INSTRUCTIONS TO FOLLOW:
Print all of the lines exactly. Any picture among them stays out.

[Figure collection entries]
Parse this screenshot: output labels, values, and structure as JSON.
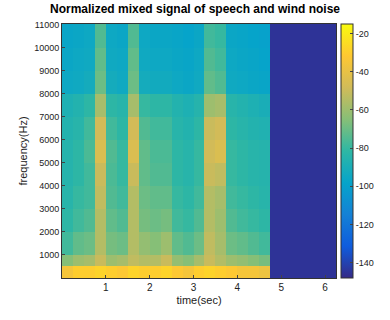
{
  "chart_data": {
    "type": "heatmap",
    "title": "Normalized mixed signal of speech and wind noise",
    "x_label": "time(sec)",
    "y_label": "frequency(Hz)",
    "x_bins": [
      0,
      0.25,
      0.5,
      0.75,
      1,
      1.25,
      1.5,
      1.75,
      2,
      2.25,
      2.5,
      2.75,
      3,
      3.25,
      3.5,
      3.75,
      4,
      4.25,
      4.5,
      4.75,
      6.25
    ],
    "y_bins": [
      0,
      500,
      1000,
      2000,
      3000,
      4000,
      5000,
      6000,
      7000,
      8000,
      9000,
      10000,
      11025
    ],
    "cells": [
      [
        -35,
        -30,
        -30,
        -28,
        -30,
        -32,
        -28,
        -30,
        -30,
        -28,
        -32,
        -35,
        -30,
        -28,
        -30,
        -32,
        -35,
        -35,
        -38,
        -145
      ],
      [
        -65,
        -60,
        -58,
        -50,
        -60,
        -58,
        -52,
        -55,
        -55,
        -50,
        -62,
        -65,
        -58,
        -50,
        -55,
        -60,
        -62,
        -65,
        -68,
        -145
      ],
      [
        -78,
        -72,
        -70,
        -55,
        -68,
        -70,
        -55,
        -62,
        -65,
        -60,
        -72,
        -75,
        -70,
        -52,
        -58,
        -70,
        -72,
        -75,
        -78,
        -145
      ],
      [
        -82,
        -78,
        -75,
        -55,
        -72,
        -75,
        -55,
        -68,
        -70,
        -68,
        -78,
        -80,
        -75,
        -55,
        -60,
        -75,
        -78,
        -80,
        -82,
        -145
      ],
      [
        -84,
        -80,
        -78,
        -52,
        -75,
        -78,
        -55,
        -70,
        -72,
        -72,
        -80,
        -82,
        -78,
        -55,
        -58,
        -78,
        -80,
        -82,
        -84,
        -145
      ],
      [
        -85,
        -82,
        -78,
        -50,
        -76,
        -80,
        -50,
        -72,
        -75,
        -75,
        -82,
        -84,
        -80,
        -50,
        -52,
        -80,
        -82,
        -84,
        -85,
        -145
      ],
      [
        -85,
        -82,
        -76,
        -45,
        -75,
        -80,
        -45,
        -72,
        -76,
        -76,
        -82,
        -84,
        -80,
        -48,
        -45,
        -80,
        -82,
        -84,
        -85,
        -145
      ],
      [
        -86,
        -84,
        -78,
        -48,
        -78,
        -82,
        -48,
        -75,
        -78,
        -78,
        -84,
        -86,
        -82,
        -50,
        -48,
        -82,
        -84,
        -86,
        -87,
        -145
      ],
      [
        -88,
        -86,
        -82,
        -58,
        -82,
        -84,
        -58,
        -80,
        -82,
        -82,
        -86,
        -88,
        -85,
        -60,
        -58,
        -84,
        -86,
        -88,
        -90,
        -145
      ],
      [
        -95,
        -94,
        -92,
        -70,
        -92,
        -94,
        -70,
        -92,
        -93,
        -93,
        -95,
        -96,
        -94,
        -72,
        -75,
        -94,
        -95,
        -96,
        -97,
        -145
      ],
      [
        -96,
        -95,
        -94,
        -72,
        -94,
        -95,
        -72,
        -94,
        -95,
        -95,
        -96,
        -97,
        -95,
        -75,
        -78,
        -95,
        -96,
        -97,
        -98,
        -145
      ],
      [
        -97,
        -96,
        -95,
        -75,
        -95,
        -96,
        -75,
        -95,
        -96,
        -96,
        -97,
        -98,
        -96,
        -78,
        -80,
        -96,
        -97,
        -98,
        -99,
        -145
      ]
    ],
    "xlim": [
      0,
      6.25
    ],
    "xticks": [
      1,
      2,
      3,
      4,
      5,
      6
    ],
    "ylim": [
      0,
      11025
    ],
    "yticks": [
      1000,
      2000,
      3000,
      4000,
      5000,
      6000,
      7000,
      8000,
      9000,
      10000,
      11000
    ],
    "colorbar_range": [
      -148,
      -15
    ],
    "colorbar_ticks": [
      -140,
      -120,
      -100,
      -80,
      -60,
      -40,
      -20
    ]
  }
}
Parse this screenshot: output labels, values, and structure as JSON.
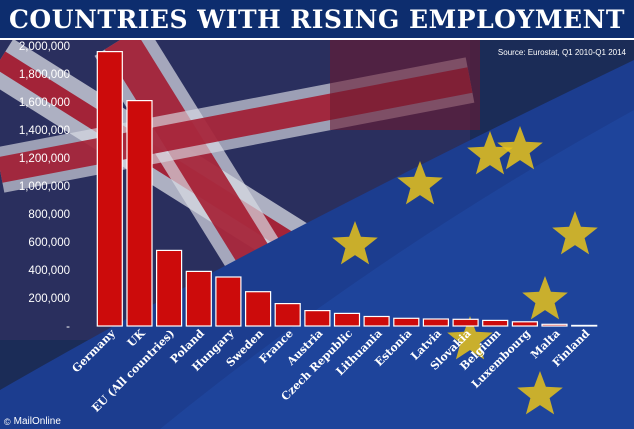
{
  "title": "COUNTRIES WITH RISING EMPLOYMENT",
  "source": "Source: Eurostat, Q1 2010-Q1 2014",
  "credit": "MailOnline",
  "credit_icon": "copyright-icon",
  "colors": {
    "bar": "#cc0b0b",
    "bar_stroke": "#ffffff",
    "title_bar": "#0d2d6e",
    "eu_blue": "#1c3d8f",
    "uk_red": "#a3142a",
    "star": "#e8c21a"
  },
  "chart_data": {
    "type": "bar",
    "title": "COUNTRIES WITH RISING EMPLOYMENT",
    "xlabel": "",
    "ylabel": "",
    "ylim": [
      0,
      2000000
    ],
    "yticks": [
      0,
      200000,
      400000,
      600000,
      800000,
      1000000,
      1200000,
      1400000,
      1600000,
      1800000,
      2000000
    ],
    "ytick_labels": [
      "-",
      "200,000",
      "400,000",
      "600,000",
      "800,000",
      "1,000,000",
      "1,200,000",
      "1,400,000",
      "1,600,000",
      "1,800,000",
      "2,000,000"
    ],
    "grid": false,
    "legend": "none",
    "categories": [
      "Germany",
      "UK",
      "EU (All countries)",
      "Poland",
      "Hungary",
      "Sweden",
      "France",
      "Austria",
      "Czech Republic",
      "Lithuania",
      "Estonia",
      "Latvia",
      "Slovakia",
      "Belgium",
      "Luxembourg",
      "Malta",
      "Finland"
    ],
    "values": [
      1960000,
      1610000,
      540000,
      390000,
      350000,
      245000,
      160000,
      110000,
      90000,
      68000,
      55000,
      50000,
      48000,
      40000,
      30000,
      12000,
      4000
    ]
  }
}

OUTPUT OF THE TASK:
Parse this screenshot: output labels, values, and structure as JSON.
{
  "chart_data": {
    "type": "heatmap",
    "title": "Normalized mixed signal of speech and wind noise",
    "x_label": "time(sec)",
    "y_label": "frequency(Hz)",
    "x_bins": [
      0,
      0.25,
      0.5,
      0.75,
      1,
      1.25,
      1.5,
      1.75,
      2,
      2.25,
      2.5,
      2.75,
      3,
      3.25,
      3.5,
      3.75,
      4,
      4.25,
      4.5,
      4.75,
      6.25
    ],
    "y_bins": [
      0,
      500,
      1000,
      2000,
      3000,
      4000,
      5000,
      6000,
      7000,
      8000,
      9000,
      10000,
      11025
    ],
    "cells": [
      [
        -35,
        -30,
        -30,
        -28,
        -30,
        -32,
        -28,
        -30,
        -30,
        -28,
        -32,
        -35,
        -30,
        -28,
        -30,
        -32,
        -35,
        -35,
        -38,
        -145
      ],
      [
        -65,
        -60,
        -58,
        -50,
        -60,
        -58,
        -52,
        -55,
        -55,
        -50,
        -62,
        -65,
        -58,
        -50,
        -55,
        -60,
        -62,
        -65,
        -68,
        -145
      ],
      [
        -78,
        -72,
        -70,
        -55,
        -68,
        -70,
        -55,
        -62,
        -65,
        -60,
        -72,
        -75,
        -70,
        -52,
        -58,
        -70,
        -72,
        -75,
        -78,
        -145
      ],
      [
        -82,
        -78,
        -75,
        -55,
        -72,
        -75,
        -55,
        -68,
        -70,
        -68,
        -78,
        -80,
        -75,
        -55,
        -60,
        -75,
        -78,
        -80,
        -82,
        -145
      ],
      [
        -84,
        -80,
        -78,
        -52,
        -75,
        -78,
        -55,
        -70,
        -72,
        -72,
        -80,
        -82,
        -78,
        -55,
        -58,
        -78,
        -80,
        -82,
        -84,
        -145
      ],
      [
        -85,
        -82,
        -78,
        -50,
        -76,
        -80,
        -50,
        -72,
        -75,
        -75,
        -82,
        -84,
        -80,
        -50,
        -52,
        -80,
        -82,
        -84,
        -85,
        -145
      ],
      [
        -85,
        -82,
        -76,
        -45,
        -75,
        -80,
        -45,
        -72,
        -76,
        -76,
        -82,
        -84,
        -80,
        -48,
        -45,
        -80,
        -82,
        -84,
        -85,
        -145
      ],
      [
        -86,
        -84,
        -78,
        -48,
        -78,
        -82,
        -48,
        -75,
        -78,
        -78,
        -84,
        -86,
        -82,
        -50,
        -48,
        -82,
        -84,
        -86,
        -87,
        -145
      ],
      [
        -88,
        -86,
        -82,
        -58,
        -82,
        -84,
        -58,
        -80,
        -82,
        -82,
        -86,
        -88,
        -85,
        -60,
        -58,
        -84,
        -86,
        -88,
        -90,
        -145
      ],
      [
        -95,
        -94,
        -92,
        -70,
        -92,
        -94,
        -70,
        -92,
        -93,
        -93,
        -95,
        -96,
        -94,
        -72,
        -75,
        -94,
        -95,
        -96,
        -97,
        -145
      ],
      [
        -96,
        -95,
        -94,
        -72,
        -94,
        -95,
        -72,
        -94,
        -95,
        -95,
        -96,
        -97,
        -95,
        -75,
        -78,
        -95,
        -96,
        -97,
        -98,
        -145
      ],
      [
        -97,
        -96,
        -95,
        -75,
        -95,
        -96,
        -75,
        -95,
        -96,
        -96,
        -97,
        -98,
        -96,
        -78,
        -80,
        -96,
        -97,
        -98,
        -99,
        -145
      ]
    ],
    "xlim": [
      0,
      6.25
    ],
    "xticks": [
      1,
      2,
      3,
      4,
      5,
      6
    ],
    "ylim": [
      0,
      11025
    ],
    "yticks": [
      1000,
      2000,
      3000,
      4000,
      5000,
      6000,
      7000,
      8000,
      9000,
      10000,
      11000
    ],
    "colorbar_range": [
      -148,
      -15
    ],
    "colorbar_ticks": [
      -140,
      -120,
      -100,
      -80,
      -60,
      -40,
      -20
    ]
  }
}
Parse this screenshot: output labels, values, and structure as JSON.
{
  "title": "COUNTRIES WITH RISING EMPLOYMENT",
  "source": "Source: Eurostat, Q1 2010-Q1 2014",
  "credit": "MailOnline",
  "credit_icon": "copyright-icon",
  "colors": {
    "bar": "#cc0b0b",
    "bar_stroke": "#ffffff",
    "title_bar": "#0d2d6e",
    "eu_blue": "#1c3d8f",
    "uk_red": "#a3142a",
    "star": "#e8c21a"
  },
  "chart_data": {
    "type": "bar",
    "title": "COUNTRIES WITH RISING EMPLOYMENT",
    "xlabel": "",
    "ylabel": "",
    "ylim": [
      0,
      2000000
    ],
    "yticks": [
      0,
      200000,
      400000,
      600000,
      800000,
      1000000,
      1200000,
      1400000,
      1600000,
      1800000,
      2000000
    ],
    "ytick_labels": [
      "-",
      "200,000",
      "400,000",
      "600,000",
      "800,000",
      "1,000,000",
      "1,200,000",
      "1,400,000",
      "1,600,000",
      "1,800,000",
      "2,000,000"
    ],
    "grid": false,
    "legend": "none",
    "categories": [
      "Germany",
      "UK",
      "EU (All countries)",
      "Poland",
      "Hungary",
      "Sweden",
      "France",
      "Austria",
      "Czech Republic",
      "Lithuania",
      "Estonia",
      "Latvia",
      "Slovakia",
      "Belgium",
      "Luxembourg",
      "Malta",
      "Finland"
    ],
    "values": [
      1960000,
      1610000,
      540000,
      390000,
      350000,
      245000,
      160000,
      110000,
      90000,
      68000,
      55000,
      50000,
      48000,
      40000,
      30000,
      12000,
      4000
    ]
  }
}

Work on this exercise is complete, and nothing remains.